## BEGIN

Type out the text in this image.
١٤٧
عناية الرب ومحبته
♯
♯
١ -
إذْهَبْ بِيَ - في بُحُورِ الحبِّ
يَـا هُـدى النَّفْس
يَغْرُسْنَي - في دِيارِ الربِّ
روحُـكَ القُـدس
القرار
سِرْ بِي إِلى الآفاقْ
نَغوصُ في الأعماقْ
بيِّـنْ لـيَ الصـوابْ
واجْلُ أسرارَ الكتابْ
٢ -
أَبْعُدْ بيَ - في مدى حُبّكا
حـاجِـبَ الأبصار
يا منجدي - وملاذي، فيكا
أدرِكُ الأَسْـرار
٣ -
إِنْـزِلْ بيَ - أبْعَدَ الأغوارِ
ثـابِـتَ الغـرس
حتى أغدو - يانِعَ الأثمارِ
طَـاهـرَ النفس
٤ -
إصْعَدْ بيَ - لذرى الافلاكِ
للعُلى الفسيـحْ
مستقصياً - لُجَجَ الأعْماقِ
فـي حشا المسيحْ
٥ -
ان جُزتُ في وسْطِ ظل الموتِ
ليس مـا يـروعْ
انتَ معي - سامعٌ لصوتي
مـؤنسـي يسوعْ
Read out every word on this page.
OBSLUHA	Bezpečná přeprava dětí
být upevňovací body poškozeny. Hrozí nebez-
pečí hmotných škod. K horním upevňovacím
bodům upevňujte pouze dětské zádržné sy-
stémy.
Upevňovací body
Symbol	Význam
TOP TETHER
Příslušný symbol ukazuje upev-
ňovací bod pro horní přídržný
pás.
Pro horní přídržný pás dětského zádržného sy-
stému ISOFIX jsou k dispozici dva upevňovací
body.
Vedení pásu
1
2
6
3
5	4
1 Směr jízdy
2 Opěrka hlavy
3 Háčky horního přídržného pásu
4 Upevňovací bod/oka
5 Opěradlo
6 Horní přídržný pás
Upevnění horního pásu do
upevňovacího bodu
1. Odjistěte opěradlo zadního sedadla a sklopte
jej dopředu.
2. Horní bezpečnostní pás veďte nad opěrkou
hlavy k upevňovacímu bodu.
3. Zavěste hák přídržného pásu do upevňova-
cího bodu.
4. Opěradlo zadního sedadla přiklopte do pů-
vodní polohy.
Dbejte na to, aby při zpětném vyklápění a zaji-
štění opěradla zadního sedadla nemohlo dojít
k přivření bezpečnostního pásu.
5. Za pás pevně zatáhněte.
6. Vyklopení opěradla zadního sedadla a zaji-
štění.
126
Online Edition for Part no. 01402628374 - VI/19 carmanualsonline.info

## END

_Challenge_
Transcribe word for word the lines from the one holding "Read out every word on this page." to the last line of the listing above, inclusive.

_Output of the exercise_
Read out every word on this page.
OBSLUHA	Bezpečná přeprava dětí
být upevňovací body poškozeny. Hrozí nebez-
pečí hmotných škod. K horním upevňovacím
bodům upevňujte pouze dětské zádržné sy-
stémy.
Upevňovací body
Symbol	Význam
TOP TETHER
Příslušný symbol ukazuje upev-
ňovací bod pro horní přídržný
pás.
Pro horní přídržný pás dětského zádržného sy-
stému ISOFIX jsou k dispozici dva upevňovací
body.
Vedení pásu
1
2
6
3
5	4
1 Směr jízdy
2 Opěrka hlavy
3 Háčky horního přídržného pásu
4 Upevňovací bod/oka
5 Opěradlo
6 Horní přídržný pás
Upevnění horního pásu do
upevňovacího bodu
1. Odjistěte opěradlo zadního sedadla a sklopte
jej dopředu.
2. Horní bezpečnostní pás veďte nad opěrkou
hlavy k upevňovacímu bodu.
3. Zavěste hák přídržného pásu do upevňova-
cího bodu.
4. Opěradlo zadního sedadla přiklopte do pů-
vodní polohy.
Dbejte na to, aby při zpětném vyklápění a zaji-
štění opěradla zadního sedadla nemohlo dojít
k přivření bezpečnostního pásu.
5. Za pás pevně zatáhněte.
6. Vyklopení opěradla zadního sedadla a zaji-
štění.
126
Online Edition for Part no. 01402628374 - VI/19 carmanualsonline.info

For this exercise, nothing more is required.